## [Records supplied]
"""

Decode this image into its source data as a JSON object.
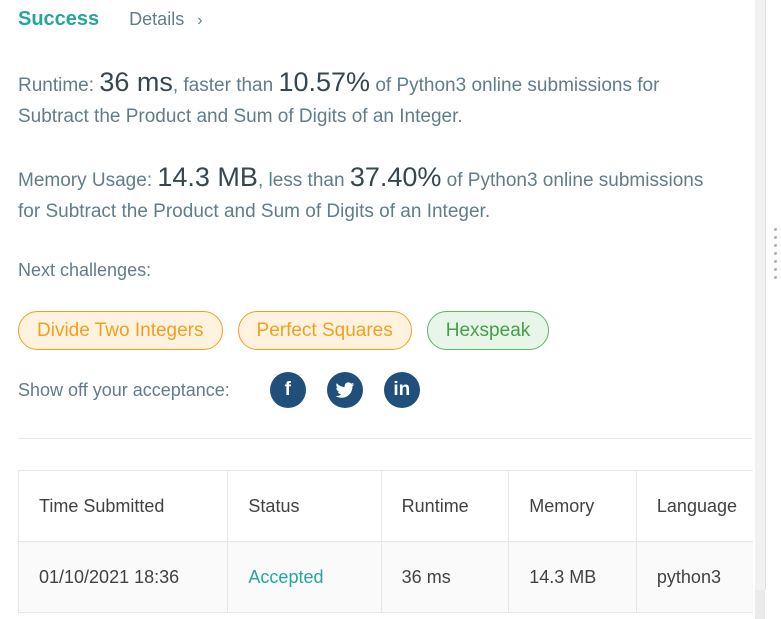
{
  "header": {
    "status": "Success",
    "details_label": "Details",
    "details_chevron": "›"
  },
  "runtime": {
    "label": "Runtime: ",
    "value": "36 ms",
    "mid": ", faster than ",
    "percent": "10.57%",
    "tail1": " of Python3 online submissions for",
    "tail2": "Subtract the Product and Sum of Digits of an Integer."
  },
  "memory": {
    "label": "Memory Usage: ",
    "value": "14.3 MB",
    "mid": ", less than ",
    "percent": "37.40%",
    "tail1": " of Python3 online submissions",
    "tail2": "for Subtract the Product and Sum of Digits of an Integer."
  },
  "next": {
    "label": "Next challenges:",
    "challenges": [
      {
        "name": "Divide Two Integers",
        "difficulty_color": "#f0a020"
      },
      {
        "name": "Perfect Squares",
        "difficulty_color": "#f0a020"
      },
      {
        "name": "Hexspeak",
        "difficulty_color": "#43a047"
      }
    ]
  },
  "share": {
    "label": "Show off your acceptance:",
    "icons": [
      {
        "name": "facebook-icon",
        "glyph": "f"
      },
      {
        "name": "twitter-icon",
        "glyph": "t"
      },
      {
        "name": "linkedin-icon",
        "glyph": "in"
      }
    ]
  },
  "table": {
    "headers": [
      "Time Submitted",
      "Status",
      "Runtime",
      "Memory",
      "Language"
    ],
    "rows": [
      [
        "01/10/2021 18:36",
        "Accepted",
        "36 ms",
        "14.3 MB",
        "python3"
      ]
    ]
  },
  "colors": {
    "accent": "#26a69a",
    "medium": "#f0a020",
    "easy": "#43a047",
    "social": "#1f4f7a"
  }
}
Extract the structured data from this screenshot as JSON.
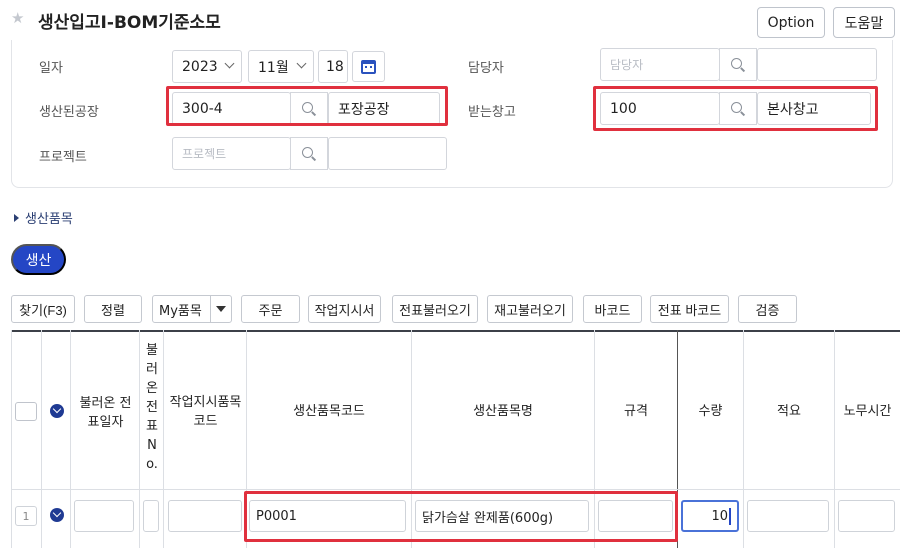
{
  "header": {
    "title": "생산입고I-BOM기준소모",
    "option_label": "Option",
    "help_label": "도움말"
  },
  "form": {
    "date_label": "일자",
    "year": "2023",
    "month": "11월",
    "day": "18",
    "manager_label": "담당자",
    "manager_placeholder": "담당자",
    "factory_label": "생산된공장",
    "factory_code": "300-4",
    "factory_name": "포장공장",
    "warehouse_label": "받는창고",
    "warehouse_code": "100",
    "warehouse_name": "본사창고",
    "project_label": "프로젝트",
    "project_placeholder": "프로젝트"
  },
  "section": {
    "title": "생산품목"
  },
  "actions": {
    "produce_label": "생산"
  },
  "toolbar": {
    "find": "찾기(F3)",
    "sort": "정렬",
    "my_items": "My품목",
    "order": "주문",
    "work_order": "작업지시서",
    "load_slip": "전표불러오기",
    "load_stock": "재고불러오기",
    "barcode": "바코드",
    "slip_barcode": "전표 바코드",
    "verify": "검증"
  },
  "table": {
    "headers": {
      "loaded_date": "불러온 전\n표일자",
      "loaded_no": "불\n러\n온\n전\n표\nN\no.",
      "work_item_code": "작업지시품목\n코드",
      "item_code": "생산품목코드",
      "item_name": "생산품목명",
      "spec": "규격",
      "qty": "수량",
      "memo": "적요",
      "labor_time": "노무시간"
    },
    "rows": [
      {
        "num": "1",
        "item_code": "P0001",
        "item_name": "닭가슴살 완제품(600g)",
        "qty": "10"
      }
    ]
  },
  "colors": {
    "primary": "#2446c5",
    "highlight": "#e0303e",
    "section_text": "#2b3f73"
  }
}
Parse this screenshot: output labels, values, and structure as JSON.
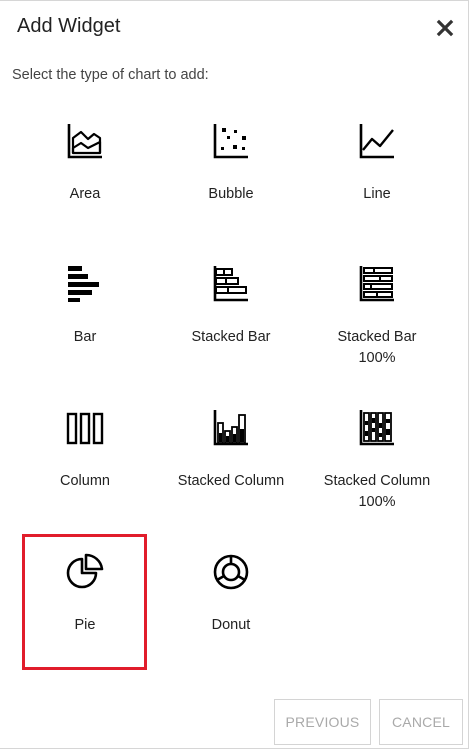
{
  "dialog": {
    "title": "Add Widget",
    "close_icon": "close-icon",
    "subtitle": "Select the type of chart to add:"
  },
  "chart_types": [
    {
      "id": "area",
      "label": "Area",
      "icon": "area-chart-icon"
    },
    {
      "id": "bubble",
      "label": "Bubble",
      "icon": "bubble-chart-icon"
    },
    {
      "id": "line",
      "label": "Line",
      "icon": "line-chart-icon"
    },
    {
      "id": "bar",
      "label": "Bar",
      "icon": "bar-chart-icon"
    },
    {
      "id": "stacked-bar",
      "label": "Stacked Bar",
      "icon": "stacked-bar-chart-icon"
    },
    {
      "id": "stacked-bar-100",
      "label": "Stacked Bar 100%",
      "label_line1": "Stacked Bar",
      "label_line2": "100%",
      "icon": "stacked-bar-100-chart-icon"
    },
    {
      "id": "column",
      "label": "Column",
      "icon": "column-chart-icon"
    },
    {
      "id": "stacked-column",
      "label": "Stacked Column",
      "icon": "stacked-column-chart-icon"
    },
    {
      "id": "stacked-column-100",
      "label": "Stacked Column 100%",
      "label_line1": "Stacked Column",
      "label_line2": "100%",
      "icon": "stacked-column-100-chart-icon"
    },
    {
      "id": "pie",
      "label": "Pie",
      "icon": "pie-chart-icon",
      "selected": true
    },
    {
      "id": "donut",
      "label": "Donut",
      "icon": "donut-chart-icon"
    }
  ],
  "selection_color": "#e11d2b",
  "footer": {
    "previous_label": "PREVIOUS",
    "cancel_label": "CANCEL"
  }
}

"""

The entries above are to be returned exactly, without their pictures.

## [Result for this task]
Decode this image into its source data as a JSON object.
{
  "header": {
    "status": "Success",
    "details_label": "Details",
    "details_chevron": "›"
  },
  "runtime": {
    "label": "Runtime: ",
    "value": "36 ms",
    "mid": ", faster than ",
    "percent": "10.57%",
    "tail1": " of Python3 online submissions for",
    "tail2": "Subtract the Product and Sum of Digits of an Integer."
  },
  "memory": {
    "label": "Memory Usage: ",
    "value": "14.3 MB",
    "mid": ", less than ",
    "percent": "37.40%",
    "tail1": " of Python3 online submissions",
    "tail2": "for Subtract the Product and Sum of Digits of an Integer."
  },
  "next": {
    "label": "Next challenges:",
    "challenges": [
      {
        "name": "Divide Two Integers",
        "difficulty_color": "#f0a020"
      },
      {
        "name": "Perfect Squares",
        "difficulty_color": "#f0a020"
      },
      {
        "name": "Hexspeak",
        "difficulty_color": "#43a047"
      }
    ]
  },
  "share": {
    "label": "Show off your acceptance:",
    "icons": [
      {
        "name": "facebook-icon",
        "glyph": "f"
      },
      {
        "name": "twitter-icon",
        "glyph": "t"
      },
      {
        "name": "linkedin-icon",
        "glyph": "in"
      }
    ]
  },
  "table": {
    "headers": [
      "Time Submitted",
      "Status",
      "Runtime",
      "Memory",
      "Language"
    ],
    "rows": [
      [
        "01/10/2021 18:36",
        "Accepted",
        "36 ms",
        "14.3 MB",
        "python3"
      ]
    ]
  },
  "colors": {
    "accent": "#26a69a",
    "medium": "#f0a020",
    "easy": "#43a047",
    "social": "#1f4f7a"
  }
}
Extract the structured data from this screenshot as JSON.
{
  "header": {
    "title": "생산입고I-BOM기준소모",
    "option_label": "Option",
    "help_label": "도움말"
  },
  "form": {
    "date_label": "일자",
    "year": "2023",
    "month": "11월",
    "day": "18",
    "manager_label": "담당자",
    "manager_placeholder": "담당자",
    "factory_label": "생산된공장",
    "factory_code": "300-4",
    "factory_name": "포장공장",
    "warehouse_label": "받는창고",
    "warehouse_code": "100",
    "warehouse_name": "본사창고",
    "project_label": "프로젝트",
    "project_placeholder": "프로젝트"
  },
  "section": {
    "title": "생산품목"
  },
  "actions": {
    "produce_label": "생산"
  },
  "toolbar": {
    "find": "찾기(F3)",
    "sort": "정렬",
    "my_items": "My품목",
    "order": "주문",
    "work_order": "작업지시서",
    "load_slip": "전표불러오기",
    "load_stock": "재고불러오기",
    "barcode": "바코드",
    "slip_barcode": "전표 바코드",
    "verify": "검증"
  },
  "table": {
    "headers": {
      "loaded_date": "불러온 전\n표일자",
      "loaded_no": "불\n러\n온\n전\n표\nN\no.",
      "work_item_code": "작업지시품목\n코드",
      "item_code": "생산품목코드",
      "item_name": "생산품목명",
      "spec": "규격",
      "qty": "수량",
      "memo": "적요",
      "labor_time": "노무시간"
    },
    "rows": [
      {
        "num": "1",
        "item_code": "P0001",
        "item_name": "닭가슴살 완제품(600g)",
        "qty": "10"
      }
    ]
  },
  "colors": {
    "primary": "#2446c5",
    "highlight": "#e0303e",
    "section_text": "#2b3f73"
  }
}
Parse this screenshot: output labels, values, and structure as JSON.
{
  "dialog": {
    "title": "Add Widget",
    "close_icon": "close-icon",
    "subtitle": "Select the type of chart to add:"
  },
  "chart_types": [
    {
      "id": "area",
      "label": "Area",
      "icon": "area-chart-icon"
    },
    {
      "id": "bubble",
      "label": "Bubble",
      "icon": "bubble-chart-icon"
    },
    {
      "id": "line",
      "label": "Line",
      "icon": "line-chart-icon"
    },
    {
      "id": "bar",
      "label": "Bar",
      "icon": "bar-chart-icon"
    },
    {
      "id": "stacked-bar",
      "label": "Stacked Bar",
      "icon": "stacked-bar-chart-icon"
    },
    {
      "id": "stacked-bar-100",
      "label": "Stacked Bar 100%",
      "label_line1": "Stacked Bar",
      "label_line2": "100%",
      "icon": "stacked-bar-100-chart-icon"
    },
    {
      "id": "column",
      "label": "Column",
      "icon": "column-chart-icon"
    },
    {
      "id": "stacked-column",
      "label": "Stacked Column",
      "icon": "stacked-column-chart-icon"
    },
    {
      "id": "stacked-column-100",
      "label": "Stacked Column 100%",
      "label_line1": "Stacked Column",
      "label_line2": "100%",
      "icon": "stacked-column-100-chart-icon"
    },
    {
      "id": "pie",
      "label": "Pie",
      "icon": "pie-chart-icon",
      "selected": true
    },
    {
      "id": "donut",
      "label": "Donut",
      "icon": "donut-chart-icon"
    }
  ],
  "selection_color": "#e11d2b",
  "footer": {
    "previous_label": "PREVIOUS",
    "cancel_label": "CANCEL"
  }
}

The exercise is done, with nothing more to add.